* WHAT IS BEING ASKED *
In the data below, find each line containing the string "name" and return it.
### MATERIAL FOR THIS TASK
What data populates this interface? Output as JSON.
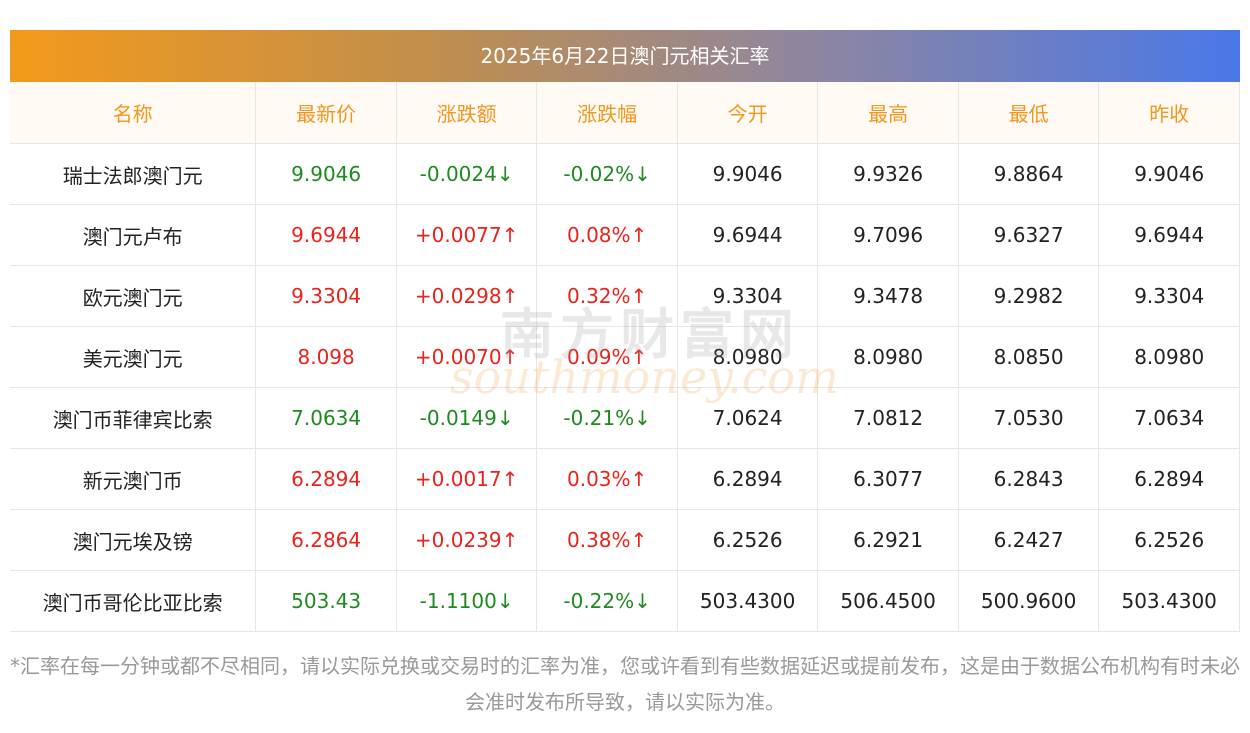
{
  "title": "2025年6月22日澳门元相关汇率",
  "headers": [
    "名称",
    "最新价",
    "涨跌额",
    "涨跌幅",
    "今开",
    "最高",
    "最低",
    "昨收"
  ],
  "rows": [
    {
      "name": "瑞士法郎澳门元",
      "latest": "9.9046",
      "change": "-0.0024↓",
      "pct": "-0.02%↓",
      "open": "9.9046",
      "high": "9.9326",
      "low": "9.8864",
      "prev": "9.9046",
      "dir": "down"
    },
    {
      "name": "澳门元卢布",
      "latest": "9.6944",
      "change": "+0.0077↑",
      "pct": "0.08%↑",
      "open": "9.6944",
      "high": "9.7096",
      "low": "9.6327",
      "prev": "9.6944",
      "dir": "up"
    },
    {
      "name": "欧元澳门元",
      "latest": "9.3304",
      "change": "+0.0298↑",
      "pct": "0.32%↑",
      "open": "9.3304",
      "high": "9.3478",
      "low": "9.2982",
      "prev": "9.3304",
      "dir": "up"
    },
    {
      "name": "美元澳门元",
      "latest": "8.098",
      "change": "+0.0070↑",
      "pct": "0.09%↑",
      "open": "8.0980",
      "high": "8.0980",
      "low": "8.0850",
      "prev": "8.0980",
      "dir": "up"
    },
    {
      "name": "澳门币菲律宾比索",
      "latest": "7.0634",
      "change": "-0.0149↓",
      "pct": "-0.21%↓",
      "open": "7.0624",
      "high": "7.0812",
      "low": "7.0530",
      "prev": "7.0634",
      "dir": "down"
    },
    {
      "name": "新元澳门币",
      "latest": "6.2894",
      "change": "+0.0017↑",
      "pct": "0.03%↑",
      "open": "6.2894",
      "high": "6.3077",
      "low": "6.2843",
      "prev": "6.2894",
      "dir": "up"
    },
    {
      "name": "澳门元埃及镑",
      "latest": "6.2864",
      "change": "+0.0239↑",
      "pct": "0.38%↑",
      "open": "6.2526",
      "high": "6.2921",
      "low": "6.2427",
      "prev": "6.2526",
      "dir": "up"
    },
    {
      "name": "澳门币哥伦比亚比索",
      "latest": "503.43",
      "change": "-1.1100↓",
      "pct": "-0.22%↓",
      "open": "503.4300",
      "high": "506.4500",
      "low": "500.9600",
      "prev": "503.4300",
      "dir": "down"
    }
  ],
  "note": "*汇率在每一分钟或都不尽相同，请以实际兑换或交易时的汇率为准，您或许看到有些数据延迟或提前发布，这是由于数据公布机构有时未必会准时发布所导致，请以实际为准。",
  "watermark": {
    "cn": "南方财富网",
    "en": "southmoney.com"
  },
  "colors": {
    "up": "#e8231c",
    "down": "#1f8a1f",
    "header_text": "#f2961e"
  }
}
######
### MATERIAL FOR THIS TASK
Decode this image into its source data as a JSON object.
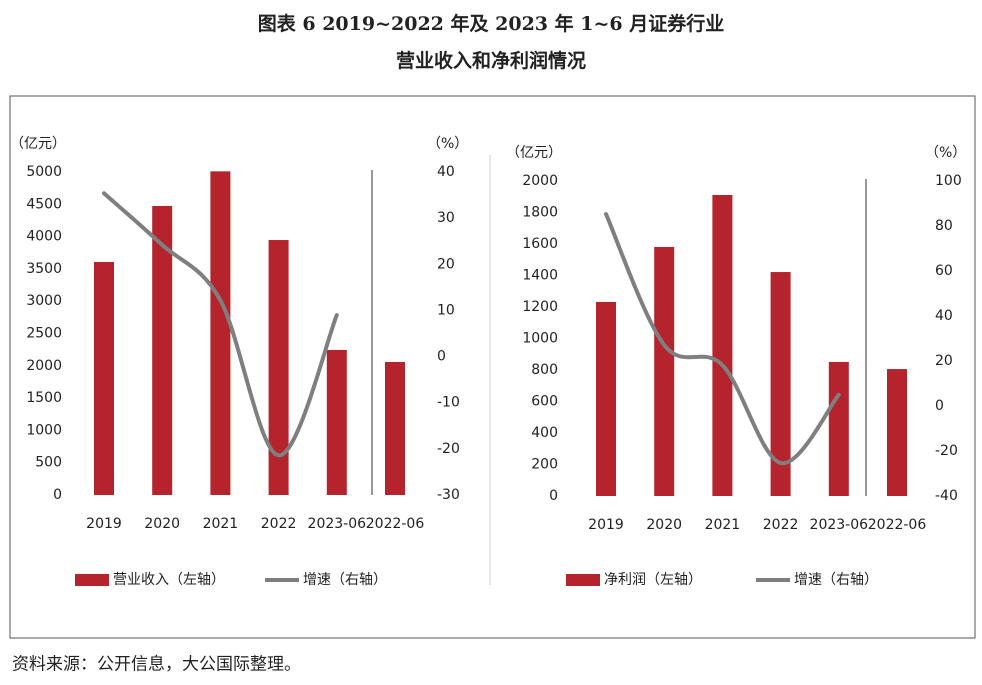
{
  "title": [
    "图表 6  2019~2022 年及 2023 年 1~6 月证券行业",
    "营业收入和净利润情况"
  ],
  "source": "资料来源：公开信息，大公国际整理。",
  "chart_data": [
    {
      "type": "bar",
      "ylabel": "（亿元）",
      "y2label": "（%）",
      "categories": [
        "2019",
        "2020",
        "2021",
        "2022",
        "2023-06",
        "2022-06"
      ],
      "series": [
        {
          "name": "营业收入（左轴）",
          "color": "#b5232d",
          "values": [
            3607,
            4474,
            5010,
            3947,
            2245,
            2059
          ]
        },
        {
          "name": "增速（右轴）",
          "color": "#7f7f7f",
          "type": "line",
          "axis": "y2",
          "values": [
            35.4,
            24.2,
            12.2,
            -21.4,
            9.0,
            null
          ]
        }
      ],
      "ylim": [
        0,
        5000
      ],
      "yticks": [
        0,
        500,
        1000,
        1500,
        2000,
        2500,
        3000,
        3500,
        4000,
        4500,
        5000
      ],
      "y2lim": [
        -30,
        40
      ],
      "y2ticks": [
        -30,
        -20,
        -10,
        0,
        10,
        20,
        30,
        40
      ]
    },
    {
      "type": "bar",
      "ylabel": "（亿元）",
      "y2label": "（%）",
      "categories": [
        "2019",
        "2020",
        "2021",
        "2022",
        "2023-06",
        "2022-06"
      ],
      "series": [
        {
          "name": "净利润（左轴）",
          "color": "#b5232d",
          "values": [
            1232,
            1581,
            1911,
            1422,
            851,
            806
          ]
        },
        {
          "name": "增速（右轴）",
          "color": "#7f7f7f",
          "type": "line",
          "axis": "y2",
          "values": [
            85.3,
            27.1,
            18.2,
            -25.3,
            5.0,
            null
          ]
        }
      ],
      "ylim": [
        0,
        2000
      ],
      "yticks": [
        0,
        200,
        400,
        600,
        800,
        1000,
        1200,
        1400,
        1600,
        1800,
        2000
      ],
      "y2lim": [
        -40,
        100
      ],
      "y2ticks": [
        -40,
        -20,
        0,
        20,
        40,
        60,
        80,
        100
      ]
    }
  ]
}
######
### MATERIAL FOR THIS TASK
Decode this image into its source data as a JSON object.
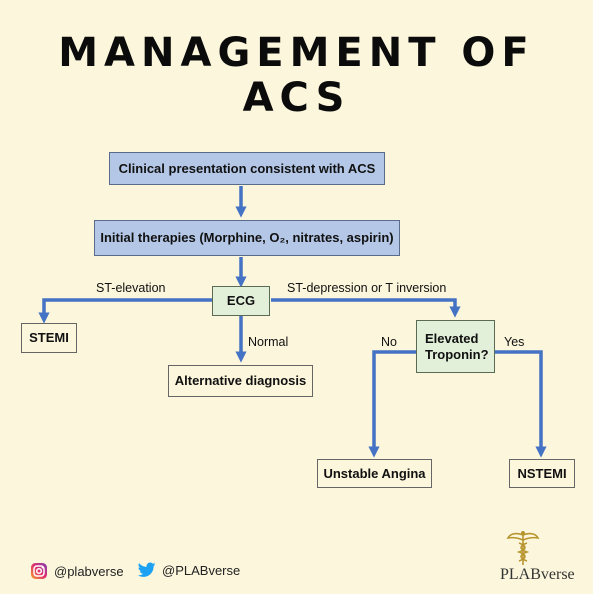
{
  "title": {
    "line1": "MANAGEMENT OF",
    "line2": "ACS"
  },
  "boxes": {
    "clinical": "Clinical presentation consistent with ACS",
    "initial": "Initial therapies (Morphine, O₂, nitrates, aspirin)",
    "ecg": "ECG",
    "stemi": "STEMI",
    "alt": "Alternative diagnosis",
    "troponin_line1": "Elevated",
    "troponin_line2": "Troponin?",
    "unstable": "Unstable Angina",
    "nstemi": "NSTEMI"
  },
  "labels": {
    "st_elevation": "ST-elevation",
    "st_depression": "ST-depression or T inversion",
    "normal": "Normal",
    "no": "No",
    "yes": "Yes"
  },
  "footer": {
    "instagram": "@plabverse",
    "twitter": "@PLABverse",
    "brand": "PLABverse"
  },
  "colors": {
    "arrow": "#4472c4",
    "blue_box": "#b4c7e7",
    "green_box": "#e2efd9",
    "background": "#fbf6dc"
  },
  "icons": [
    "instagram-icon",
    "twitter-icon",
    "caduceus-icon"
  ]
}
######
* RESPONSE TO THIS EXERCISE *
      "name": "瑞士法郎澳门元",
      "name": "澳门元卢布",
      "name": "欧元澳门元",
      "name": "美元澳门元",
      "name": "澳门币菲律宾比索",
      "name": "新元澳门币",
      "name": "澳门元埃及镑",
      "name": "澳门币哥伦比亚比索",
          "name": "营业收入（左轴）",
          "name": "增速（右轴）",
          "name": "净利润（左轴）",
          "name": "增速（右轴）",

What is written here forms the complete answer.